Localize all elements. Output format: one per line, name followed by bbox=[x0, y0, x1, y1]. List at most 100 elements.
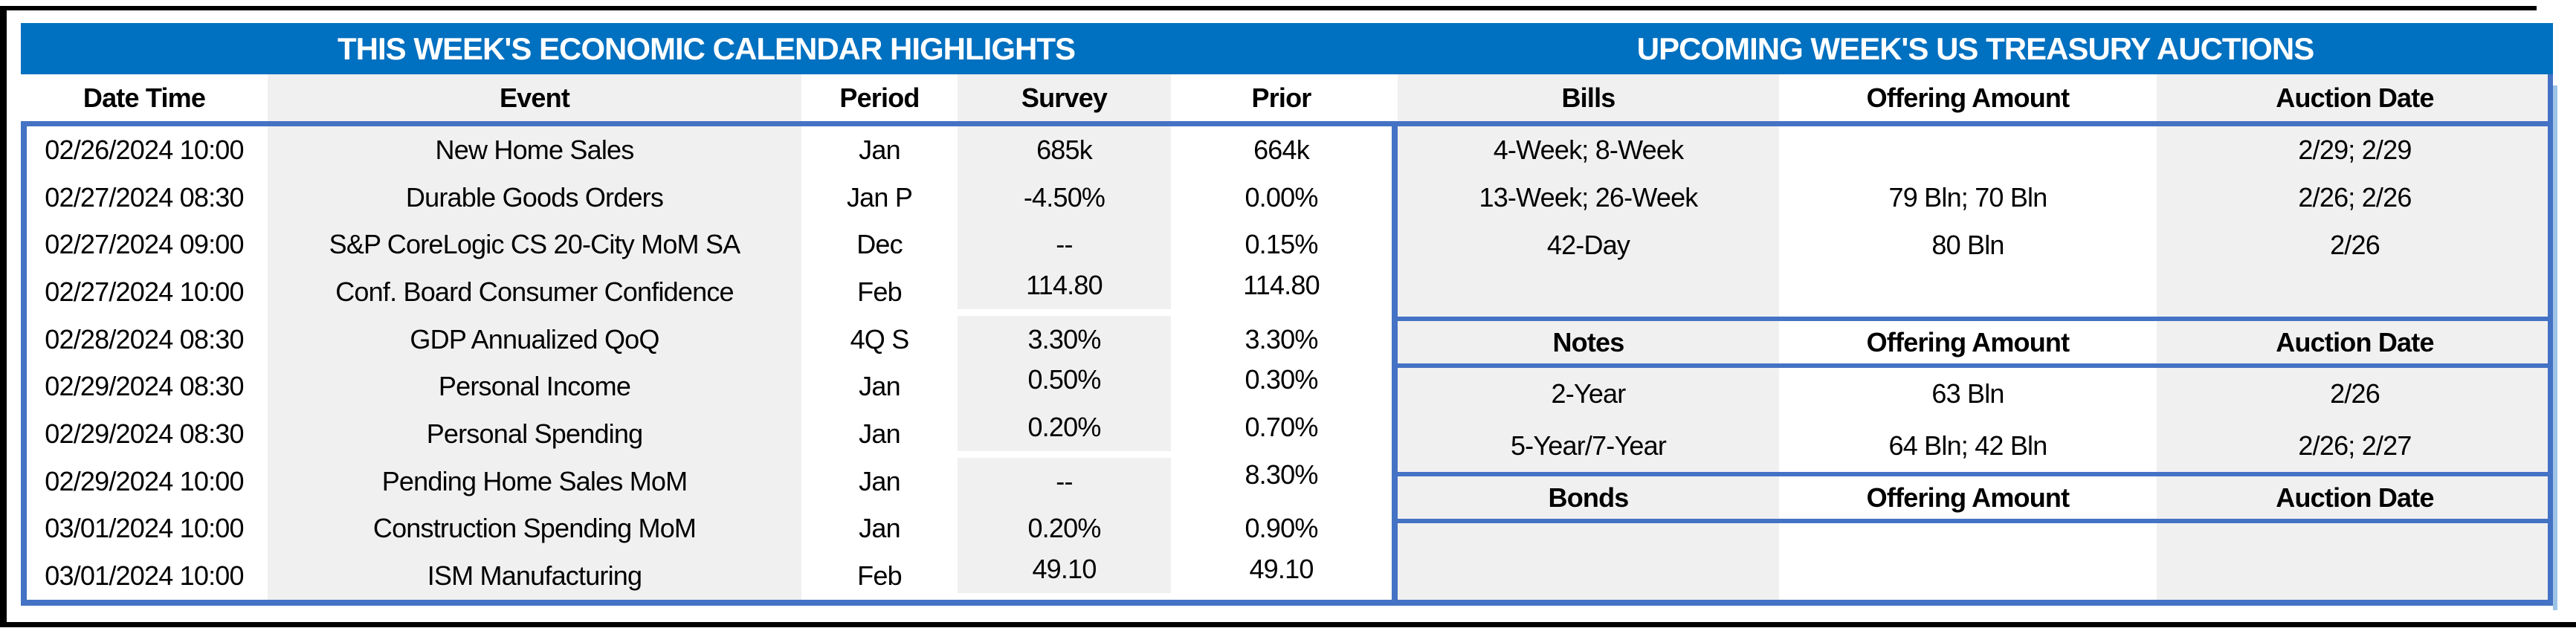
notes-row: 5-Year/7-Year 64 Bln; 42 Bln 2/26; 2/27 bbox=[1398, 420, 2553, 472]
cell-offering-amount bbox=[1779, 269, 2157, 317]
header-separator-line bbox=[21, 121, 2553, 126]
table-row: 02/29/2024 08:30 Personal Income Jan 0.5… bbox=[21, 356, 1392, 411]
section-separator-line bbox=[1398, 519, 2553, 523]
cell-offering-amount: 80 Bln bbox=[1779, 221, 2157, 269]
table-row: 02/26/2024 10:00 New Home Sales Jan 685k… bbox=[21, 126, 1392, 174]
column-header-row: Date Time Event Period Survey Prior Bill… bbox=[21, 74, 2553, 121]
cell-period: Feb bbox=[801, 268, 958, 316]
section-separator-line bbox=[1398, 363, 2553, 368]
cell-prior: 49.10 bbox=[1171, 546, 1392, 593]
cell-event: Personal Income bbox=[268, 363, 801, 411]
col-header-auction-date: Auction Date bbox=[2157, 476, 2553, 519]
cell-prior: 664k bbox=[1171, 126, 1392, 174]
table-bottom-border bbox=[21, 600, 2553, 606]
cell-offering-amount bbox=[1779, 523, 2157, 600]
cell-prior: 0.70% bbox=[1171, 404, 1392, 451]
economic-calendar-title: THIS WEEK'S ECONOMIC CALENDAR HIGHLIGHTS bbox=[338, 31, 1076, 66]
cell-security: 42-Day bbox=[1398, 221, 1779, 269]
cell-survey: -4.50% bbox=[958, 173, 1171, 221]
cell-survey: 3.30% bbox=[958, 315, 1171, 363]
col-header-event: Event bbox=[268, 74, 801, 121]
table-row: 03/01/2024 10:00 Construction Spending M… bbox=[21, 505, 1392, 553]
cell-security: 13-Week; 26-Week bbox=[1398, 174, 1779, 221]
cell-survey: 0.20% bbox=[958, 404, 1171, 451]
cell-auction-date: 2/26; 2/27 bbox=[2157, 420, 2553, 472]
outer-frame-left bbox=[0, 6, 7, 627]
cell-prior: 8.30% bbox=[1171, 450, 1392, 499]
cell-survey: 0.50% bbox=[958, 356, 1171, 404]
table-left-border bbox=[21, 121, 27, 606]
table-row: 02/28/2024 08:30 GDP Annualized QoQ 4Q S… bbox=[21, 315, 1392, 363]
cell-survey: -- bbox=[958, 457, 1171, 505]
cell-date-time: 02/27/2024 08:30 bbox=[21, 173, 268, 221]
report-sheet: THIS WEEK'S ECONOMIC CALENDAR HIGHLIGHTS… bbox=[21, 23, 2557, 610]
col-header-auction-date: Auction Date bbox=[2157, 74, 2553, 121]
cell-auction-date: 2/26 bbox=[2157, 368, 2553, 420]
cell-period: Jan bbox=[801, 363, 958, 411]
cell-auction-date bbox=[2157, 269, 2553, 317]
cell-offering-amount bbox=[1779, 126, 2157, 174]
cell-auction-date: 2/29; 2/29 bbox=[2157, 126, 2553, 174]
col-header-offering-amount: Offering Amount bbox=[1779, 476, 2157, 519]
col-header-survey: Survey bbox=[958, 74, 1171, 121]
notes-header-row: Notes Offering Amount Auction Date bbox=[1398, 321, 2553, 363]
cell-prior: 0.15% bbox=[1171, 221, 1392, 269]
table-row: 02/29/2024 10:00 Pending Home Sales MoM … bbox=[21, 450, 1392, 505]
cell-prior: 0.30% bbox=[1171, 356, 1392, 404]
table-right-border bbox=[2548, 74, 2553, 606]
cell-period: Jan bbox=[801, 505, 958, 553]
cell-date-time: 02/29/2024 08:30 bbox=[21, 363, 268, 411]
col-header-date-time: Date Time bbox=[21, 74, 268, 121]
cell-auction-date: 2/26; 2/26 bbox=[2157, 174, 2553, 221]
section-separator-line bbox=[1398, 472, 2553, 476]
cell-auction-date: 2/26 bbox=[2157, 221, 2553, 269]
treasury-auctions-table: 4-Week; 8-Week 2/29; 2/29 13-Week; 26-We… bbox=[1398, 126, 2553, 600]
cell-period: Jan bbox=[801, 410, 958, 458]
cell-survey: 114.80 bbox=[958, 262, 1171, 309]
cell-period: 4Q S bbox=[801, 315, 958, 363]
cell-survey: -- bbox=[958, 221, 1171, 269]
section-separator-line bbox=[1398, 317, 2553, 321]
table-row: 02/27/2024 10:00 Conf. Board Consumer Co… bbox=[21, 262, 1392, 316]
table-row: 02/29/2024 08:30 Personal Spending Jan 0… bbox=[21, 404, 1392, 458]
cell-offering-amount: 64 Bln; 42 Bln bbox=[1779, 420, 2157, 472]
cell-security bbox=[1398, 523, 1779, 600]
title-band: THIS WEEK'S ECONOMIC CALENDAR HIGHLIGHTS… bbox=[21, 23, 2553, 74]
cell-date-time: 03/01/2024 10:00 bbox=[21, 552, 268, 600]
bills-row-empty bbox=[1398, 269, 2553, 317]
cell-period: Dec bbox=[801, 221, 958, 269]
col-header-auction-date: Auction Date bbox=[2157, 321, 2553, 363]
cell-auction-date bbox=[2157, 523, 2553, 600]
cell-prior: 0.90% bbox=[1171, 505, 1392, 553]
col-header-notes: Notes bbox=[1398, 321, 1779, 363]
treasury-auctions-title: UPCOMING WEEK'S US TREASURY AUCTIONS bbox=[1636, 31, 2315, 66]
cell-offering-amount: 63 Bln bbox=[1779, 368, 2157, 420]
cell-date-time: 02/27/2024 09:00 bbox=[21, 221, 268, 269]
cell-date-time: 02/27/2024 10:00 bbox=[21, 268, 268, 316]
table-row: 02/27/2024 09:00 S&P CoreLogic CS 20-Cit… bbox=[21, 221, 1392, 269]
bonds-row-empty bbox=[1398, 523, 2553, 600]
cell-event: S&P CoreLogic CS 20-City MoM SA bbox=[268, 221, 801, 269]
cell-date-time: 02/29/2024 08:30 bbox=[21, 410, 268, 458]
cell-event: Pending Home Sales MoM bbox=[268, 457, 801, 505]
bills-row: 4-Week; 8-Week 2/29; 2/29 bbox=[1398, 126, 2553, 174]
cell-period: Jan bbox=[801, 126, 958, 174]
col-header-period: Period bbox=[801, 74, 958, 121]
cell-period: Jan bbox=[801, 457, 958, 505]
outer-frame-top bbox=[0, 6, 2537, 10]
cell-survey: 0.20% bbox=[958, 505, 1171, 553]
notes-row: 2-Year 63 Bln 2/26 bbox=[1398, 368, 2553, 420]
cell-event: New Home Sales bbox=[268, 126, 801, 174]
table-divider-line bbox=[1392, 126, 1398, 600]
bills-row: 42-Day 80 Bln 2/26 bbox=[1398, 221, 2553, 269]
cell-offering-amount: 79 Bln; 70 Bln bbox=[1779, 174, 2157, 221]
cell-date-time: 02/26/2024 10:00 bbox=[21, 126, 268, 174]
col-header-prior: Prior bbox=[1171, 74, 1392, 121]
col-header-bonds: Bonds bbox=[1398, 476, 1779, 519]
cell-event: Construction Spending MoM bbox=[268, 505, 801, 553]
col-header-offering-amount: Offering Amount bbox=[1779, 321, 2157, 363]
cell-event: Personal Spending bbox=[268, 410, 801, 458]
cell-prior: 0.00% bbox=[1171, 173, 1392, 221]
col-header-offering-amount: Offering Amount bbox=[1779, 74, 2157, 121]
cell-security: 4-Week; 8-Week bbox=[1398, 126, 1779, 174]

□ □ □ □

**Exercise instructions:** Reproduce all of the records above line for line, leaving out the pictures.

**Response:**
Localize all elements. Output format: one per line, name followed by bbox=[x0, y0, x1, y1]. List at most 100 elements.
notes-row: 5-Year/7-Year 64 Bln; 42 Bln 2/26; 2/27 bbox=[1398, 420, 2553, 472]
cell-offering-amount bbox=[1779, 269, 2157, 317]
header-separator-line bbox=[21, 121, 2553, 126]
table-row: 02/29/2024 08:30 Personal Income Jan 0.5… bbox=[21, 356, 1392, 411]
section-separator-line bbox=[1398, 519, 2553, 523]
cell-offering-amount: 80 Bln bbox=[1779, 221, 2157, 269]
table-row: 02/26/2024 10:00 New Home Sales Jan 685k… bbox=[21, 126, 1392, 174]
column-header-row: Date Time Event Period Survey Prior Bill… bbox=[21, 74, 2553, 121]
cell-period: Feb bbox=[801, 268, 958, 316]
section-separator-line bbox=[1398, 363, 2553, 368]
cell-prior: 49.10 bbox=[1171, 546, 1392, 593]
cell-event: Personal Income bbox=[268, 363, 801, 411]
col-header-auction-date: Auction Date bbox=[2157, 476, 2553, 519]
cell-prior: 664k bbox=[1171, 126, 1392, 174]
table-bottom-border bbox=[21, 600, 2553, 606]
cell-offering-amount bbox=[1779, 523, 2157, 600]
cell-prior: 0.70% bbox=[1171, 404, 1392, 451]
economic-calendar-title: THIS WEEK'S ECONOMIC CALENDAR HIGHLIGHTS bbox=[338, 31, 1076, 66]
cell-security: 42-Day bbox=[1398, 221, 1779, 269]
cell-survey: -4.50% bbox=[958, 173, 1171, 221]
cell-survey: 3.30% bbox=[958, 315, 1171, 363]
col-header-event: Event bbox=[268, 74, 801, 121]
table-row: 03/01/2024 10:00 Construction Spending M… bbox=[21, 505, 1392, 553]
cell-security: 13-Week; 26-Week bbox=[1398, 174, 1779, 221]
cell-survey: 0.20% bbox=[958, 404, 1171, 451]
cell-auction-date: 2/26; 2/27 bbox=[2157, 420, 2553, 472]
outer-frame-left bbox=[0, 6, 7, 627]
cell-prior: 8.30% bbox=[1171, 450, 1392, 499]
cell-survey: 0.50% bbox=[958, 356, 1171, 404]
table-left-border bbox=[21, 121, 27, 606]
table-row: 02/28/2024 08:30 GDP Annualized QoQ 4Q S… bbox=[21, 315, 1392, 363]
cell-survey: -- bbox=[958, 457, 1171, 505]
cell-date-time: 02/27/2024 08:30 bbox=[21, 173, 268, 221]
report-sheet: THIS WEEK'S ECONOMIC CALENDAR HIGHLIGHTS… bbox=[21, 23, 2557, 610]
col-header-auction-date: Auction Date bbox=[2157, 74, 2553, 121]
cell-auction-date: 2/26 bbox=[2157, 368, 2553, 420]
cell-period: Jan bbox=[801, 363, 958, 411]
cell-auction-date bbox=[2157, 269, 2553, 317]
cell-offering-amount bbox=[1779, 126, 2157, 174]
cell-auction-date: 2/29; 2/29 bbox=[2157, 126, 2553, 174]
col-header-offering-amount: Offering Amount bbox=[1779, 476, 2157, 519]
col-header-survey: Survey bbox=[958, 74, 1171, 121]
notes-header-row: Notes Offering Amount Auction Date bbox=[1398, 321, 2553, 363]
cell-prior: 0.15% bbox=[1171, 221, 1392, 269]
table-row: 02/29/2024 10:00 Pending Home Sales MoM … bbox=[21, 450, 1392, 505]
cell-prior: 0.30% bbox=[1171, 356, 1392, 404]
table-right-border bbox=[2548, 74, 2553, 606]
cell-period: Jan bbox=[801, 505, 958, 553]
cell-date-time: 02/29/2024 08:30 bbox=[21, 363, 268, 411]
col-header-date-time: Date Time bbox=[21, 74, 268, 121]
cell-auction-date: 2/26; 2/26 bbox=[2157, 174, 2553, 221]
section-separator-line bbox=[1398, 472, 2553, 476]
cell-auction-date: 2/26 bbox=[2157, 221, 2553, 269]
treasury-auctions-table: 4-Week; 8-Week 2/29; 2/29 13-Week; 26-We… bbox=[1398, 126, 2553, 600]
cell-period: Jan bbox=[801, 410, 958, 458]
cell-survey: 114.80 bbox=[958, 262, 1171, 309]
cell-period: 4Q S bbox=[801, 315, 958, 363]
cell-survey: -- bbox=[958, 221, 1171, 269]
section-separator-line bbox=[1398, 317, 2553, 321]
table-row: 02/27/2024 10:00 Conf. Board Consumer Co… bbox=[21, 262, 1392, 316]
table-row: 02/29/2024 08:30 Personal Spending Jan 0… bbox=[21, 404, 1392, 458]
cell-offering-amount: 64 Bln; 42 Bln bbox=[1779, 420, 2157, 472]
cell-security bbox=[1398, 523, 1779, 600]
title-band: THIS WEEK'S ECONOMIC CALENDAR HIGHLIGHTS… bbox=[21, 23, 2553, 74]
cell-date-time: 03/01/2024 10:00 bbox=[21, 552, 268, 600]
bills-row-empty bbox=[1398, 269, 2553, 317]
cell-period: Dec bbox=[801, 221, 958, 269]
col-header-auction-date: Auction Date bbox=[2157, 321, 2553, 363]
cell-auction-date bbox=[2157, 523, 2553, 600]
cell-prior: 0.90% bbox=[1171, 505, 1392, 553]
col-header-notes: Notes bbox=[1398, 321, 1779, 363]
treasury-auctions-title: UPCOMING WEEK'S US TREASURY AUCTIONS bbox=[1636, 31, 2315, 66]
cell-offering-amount: 63 Bln bbox=[1779, 368, 2157, 420]
cell-date-time: 02/27/2024 09:00 bbox=[21, 221, 268, 269]
cell-date-time: 02/27/2024 10:00 bbox=[21, 268, 268, 316]
table-row: 02/27/2024 09:00 S&P CoreLogic CS 20-Cit… bbox=[21, 221, 1392, 269]
bonds-row-empty bbox=[1398, 523, 2553, 600]
cell-event: S&P CoreLogic CS 20-City MoM SA bbox=[268, 221, 801, 269]
cell-date-time: 02/29/2024 08:30 bbox=[21, 410, 268, 458]
cell-event: Pending Home Sales MoM bbox=[268, 457, 801, 505]
bills-row: 4-Week; 8-Week 2/29; 2/29 bbox=[1398, 126, 2553, 174]
cell-period: Jan bbox=[801, 126, 958, 174]
col-header-period: Period bbox=[801, 74, 958, 121]
cell-period: Jan bbox=[801, 457, 958, 505]
outer-frame-top bbox=[0, 6, 2537, 10]
cell-survey: 0.20% bbox=[958, 505, 1171, 553]
notes-row: 2-Year 63 Bln 2/26 bbox=[1398, 368, 2553, 420]
cell-event: New Home Sales bbox=[268, 126, 801, 174]
table-divider-line bbox=[1392, 126, 1398, 600]
bills-row: 42-Day 80 Bln 2/26 bbox=[1398, 221, 2553, 269]
cell-offering-amount: 79 Bln; 70 Bln bbox=[1779, 174, 2157, 221]
cell-date-time: 02/26/2024 10:00 bbox=[21, 126, 268, 174]
col-header-prior: Prior bbox=[1171, 74, 1392, 121]
col-header-bonds: Bonds bbox=[1398, 476, 1779, 519]
cell-event: Construction Spending MoM bbox=[268, 505, 801, 553]
col-header-offering-amount: Offering Amount bbox=[1779, 321, 2157, 363]
cell-event: Personal Spending bbox=[268, 410, 801, 458]
cell-prior: 0.00% bbox=[1171, 173, 1392, 221]
col-header-offering-amount: Offering Amount bbox=[1779, 74, 2157, 121]
cell-security: 4-Week; 8-Week bbox=[1398, 126, 1779, 174]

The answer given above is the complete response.